• _Directions_: Bring together all lines of the material below that contain the string "Filter".
Data for this task start
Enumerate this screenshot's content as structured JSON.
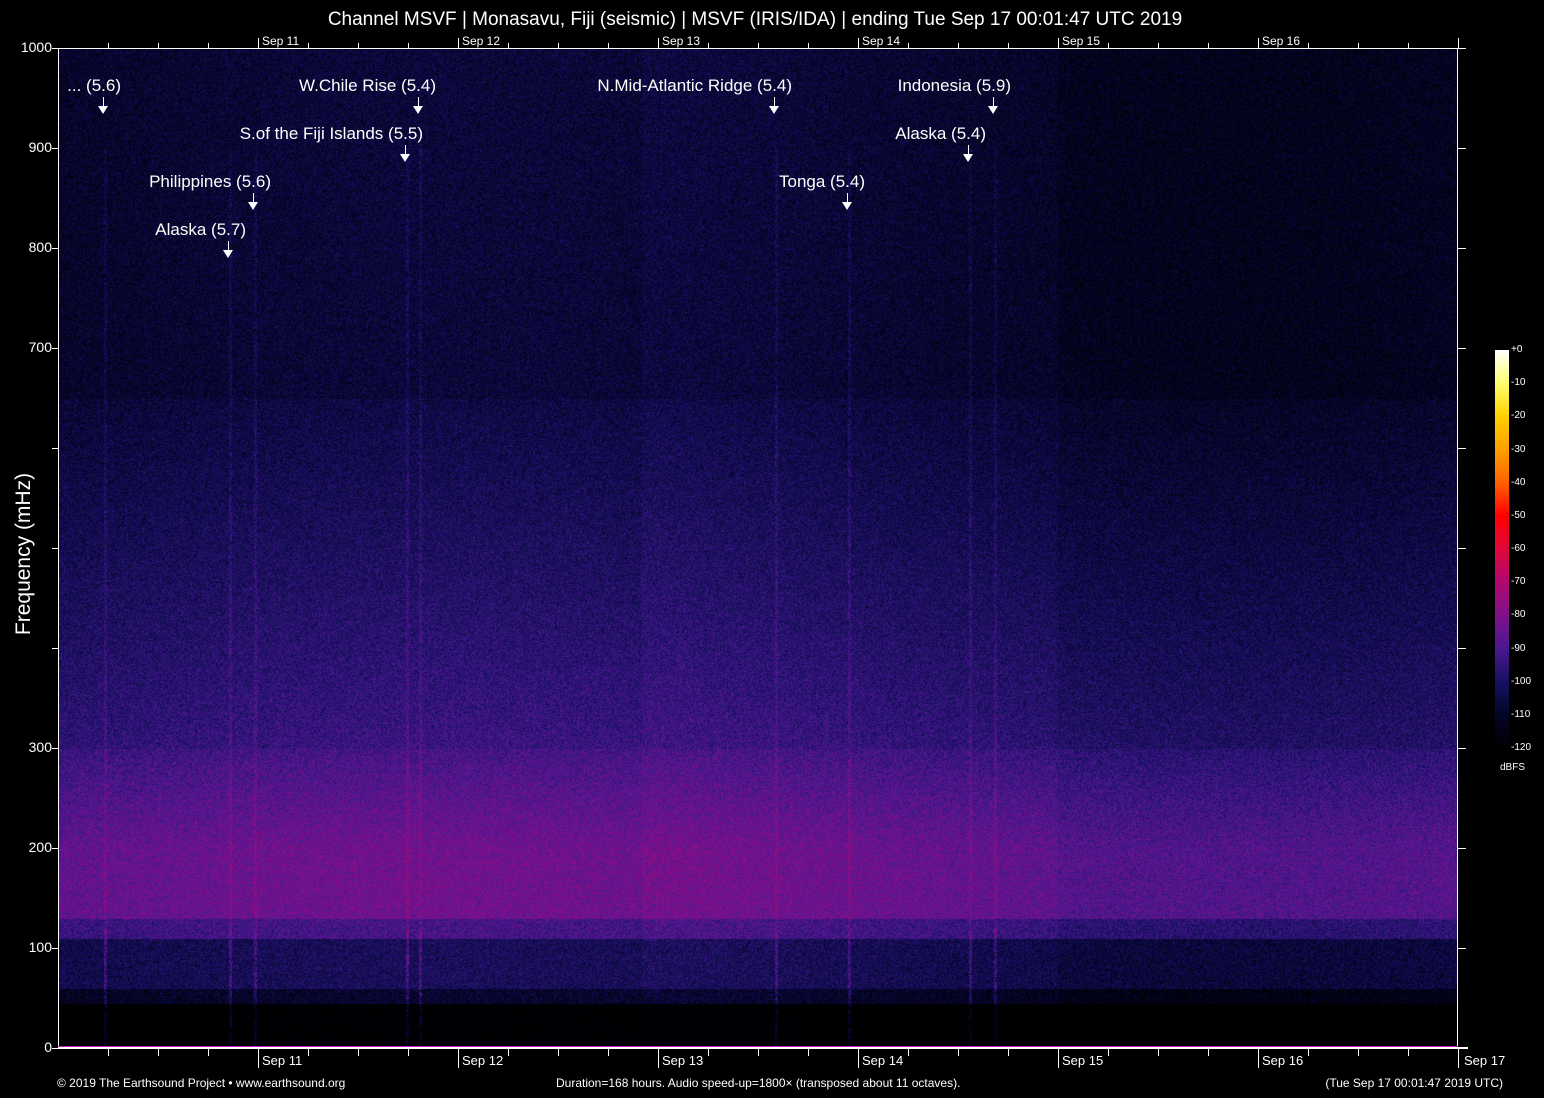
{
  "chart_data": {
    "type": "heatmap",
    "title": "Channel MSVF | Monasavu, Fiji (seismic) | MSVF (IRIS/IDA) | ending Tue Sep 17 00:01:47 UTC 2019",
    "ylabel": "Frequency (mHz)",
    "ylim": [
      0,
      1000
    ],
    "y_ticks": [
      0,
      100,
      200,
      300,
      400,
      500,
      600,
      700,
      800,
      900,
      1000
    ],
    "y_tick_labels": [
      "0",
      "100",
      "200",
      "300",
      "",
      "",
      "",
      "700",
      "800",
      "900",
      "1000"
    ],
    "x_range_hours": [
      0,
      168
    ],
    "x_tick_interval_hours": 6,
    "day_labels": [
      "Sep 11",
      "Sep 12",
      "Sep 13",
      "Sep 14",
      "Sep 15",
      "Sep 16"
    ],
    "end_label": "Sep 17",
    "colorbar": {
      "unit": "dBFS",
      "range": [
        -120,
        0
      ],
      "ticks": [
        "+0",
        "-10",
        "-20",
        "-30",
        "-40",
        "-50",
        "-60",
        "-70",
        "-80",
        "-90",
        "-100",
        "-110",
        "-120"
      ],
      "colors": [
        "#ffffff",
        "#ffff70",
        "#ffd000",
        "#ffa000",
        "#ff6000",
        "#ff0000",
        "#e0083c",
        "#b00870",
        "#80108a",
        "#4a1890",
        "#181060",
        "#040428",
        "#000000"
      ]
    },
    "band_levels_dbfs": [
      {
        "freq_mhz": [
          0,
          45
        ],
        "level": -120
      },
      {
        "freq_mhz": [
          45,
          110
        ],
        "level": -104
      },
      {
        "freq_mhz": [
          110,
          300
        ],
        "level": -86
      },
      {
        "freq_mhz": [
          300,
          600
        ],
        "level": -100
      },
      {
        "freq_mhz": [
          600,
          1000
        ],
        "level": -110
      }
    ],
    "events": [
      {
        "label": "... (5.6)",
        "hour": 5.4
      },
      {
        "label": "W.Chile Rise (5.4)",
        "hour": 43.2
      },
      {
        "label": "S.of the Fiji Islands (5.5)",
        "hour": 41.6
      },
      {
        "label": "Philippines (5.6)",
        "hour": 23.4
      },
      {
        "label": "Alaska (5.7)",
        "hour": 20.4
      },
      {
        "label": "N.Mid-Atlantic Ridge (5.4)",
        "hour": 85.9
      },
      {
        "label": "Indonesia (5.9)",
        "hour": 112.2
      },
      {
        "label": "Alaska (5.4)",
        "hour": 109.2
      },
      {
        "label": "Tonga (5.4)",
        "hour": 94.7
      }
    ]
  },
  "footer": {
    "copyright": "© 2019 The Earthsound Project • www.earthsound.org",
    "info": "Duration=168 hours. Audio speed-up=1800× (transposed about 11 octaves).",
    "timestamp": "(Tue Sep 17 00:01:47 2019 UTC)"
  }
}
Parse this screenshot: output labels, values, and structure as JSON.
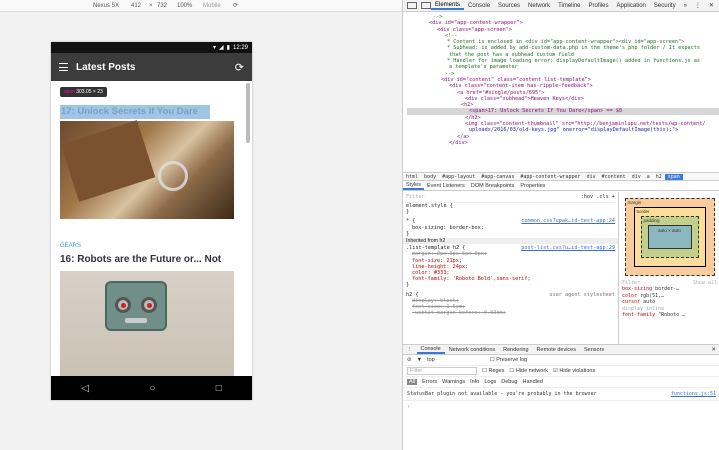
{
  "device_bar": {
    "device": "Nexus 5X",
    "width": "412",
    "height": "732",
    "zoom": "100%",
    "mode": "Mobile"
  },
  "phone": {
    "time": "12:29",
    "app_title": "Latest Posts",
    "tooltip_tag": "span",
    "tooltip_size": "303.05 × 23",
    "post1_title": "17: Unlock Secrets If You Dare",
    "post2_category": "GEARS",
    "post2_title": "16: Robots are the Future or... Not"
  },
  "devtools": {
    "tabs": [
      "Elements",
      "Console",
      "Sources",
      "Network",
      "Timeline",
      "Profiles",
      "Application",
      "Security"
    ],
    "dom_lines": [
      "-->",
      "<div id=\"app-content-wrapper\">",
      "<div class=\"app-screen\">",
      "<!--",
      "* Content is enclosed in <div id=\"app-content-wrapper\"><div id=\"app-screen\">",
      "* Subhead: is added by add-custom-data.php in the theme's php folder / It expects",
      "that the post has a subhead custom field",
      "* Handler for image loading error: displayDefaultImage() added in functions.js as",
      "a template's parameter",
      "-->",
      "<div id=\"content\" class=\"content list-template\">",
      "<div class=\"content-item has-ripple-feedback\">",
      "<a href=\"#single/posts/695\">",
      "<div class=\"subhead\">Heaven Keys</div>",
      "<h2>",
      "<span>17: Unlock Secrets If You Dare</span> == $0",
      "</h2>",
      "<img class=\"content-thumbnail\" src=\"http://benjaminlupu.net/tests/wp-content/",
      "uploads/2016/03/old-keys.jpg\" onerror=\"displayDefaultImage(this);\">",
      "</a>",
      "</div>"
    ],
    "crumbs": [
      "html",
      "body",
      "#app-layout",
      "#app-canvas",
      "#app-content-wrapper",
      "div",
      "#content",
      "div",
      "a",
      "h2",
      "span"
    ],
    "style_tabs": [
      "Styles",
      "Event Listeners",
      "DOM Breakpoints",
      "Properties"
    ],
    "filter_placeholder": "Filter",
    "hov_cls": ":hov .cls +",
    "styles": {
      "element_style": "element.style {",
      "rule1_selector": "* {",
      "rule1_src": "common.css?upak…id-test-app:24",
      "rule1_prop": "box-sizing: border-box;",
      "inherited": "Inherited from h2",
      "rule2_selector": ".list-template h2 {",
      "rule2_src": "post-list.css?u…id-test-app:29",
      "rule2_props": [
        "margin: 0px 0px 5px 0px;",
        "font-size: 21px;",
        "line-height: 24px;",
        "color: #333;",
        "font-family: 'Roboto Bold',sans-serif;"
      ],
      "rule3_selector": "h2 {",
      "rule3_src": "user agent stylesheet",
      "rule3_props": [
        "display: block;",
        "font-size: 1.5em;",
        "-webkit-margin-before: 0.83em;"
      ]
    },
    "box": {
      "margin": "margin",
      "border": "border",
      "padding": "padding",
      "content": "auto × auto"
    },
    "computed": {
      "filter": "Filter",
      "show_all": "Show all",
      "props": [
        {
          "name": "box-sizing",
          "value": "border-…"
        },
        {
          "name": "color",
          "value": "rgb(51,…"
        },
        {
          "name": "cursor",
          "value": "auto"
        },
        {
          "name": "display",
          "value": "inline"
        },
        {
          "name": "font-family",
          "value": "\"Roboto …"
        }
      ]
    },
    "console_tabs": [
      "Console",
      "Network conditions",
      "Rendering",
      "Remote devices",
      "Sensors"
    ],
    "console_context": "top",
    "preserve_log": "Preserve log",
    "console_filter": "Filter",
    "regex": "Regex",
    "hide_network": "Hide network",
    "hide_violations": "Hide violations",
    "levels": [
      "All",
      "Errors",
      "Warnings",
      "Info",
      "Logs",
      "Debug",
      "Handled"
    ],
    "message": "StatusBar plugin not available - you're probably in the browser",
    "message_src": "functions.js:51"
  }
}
Data for this task end
• _Solved problem_:
    "filter_placeholder": "Filter",
      "filter": "Filter",
    "console_filter": "Filter",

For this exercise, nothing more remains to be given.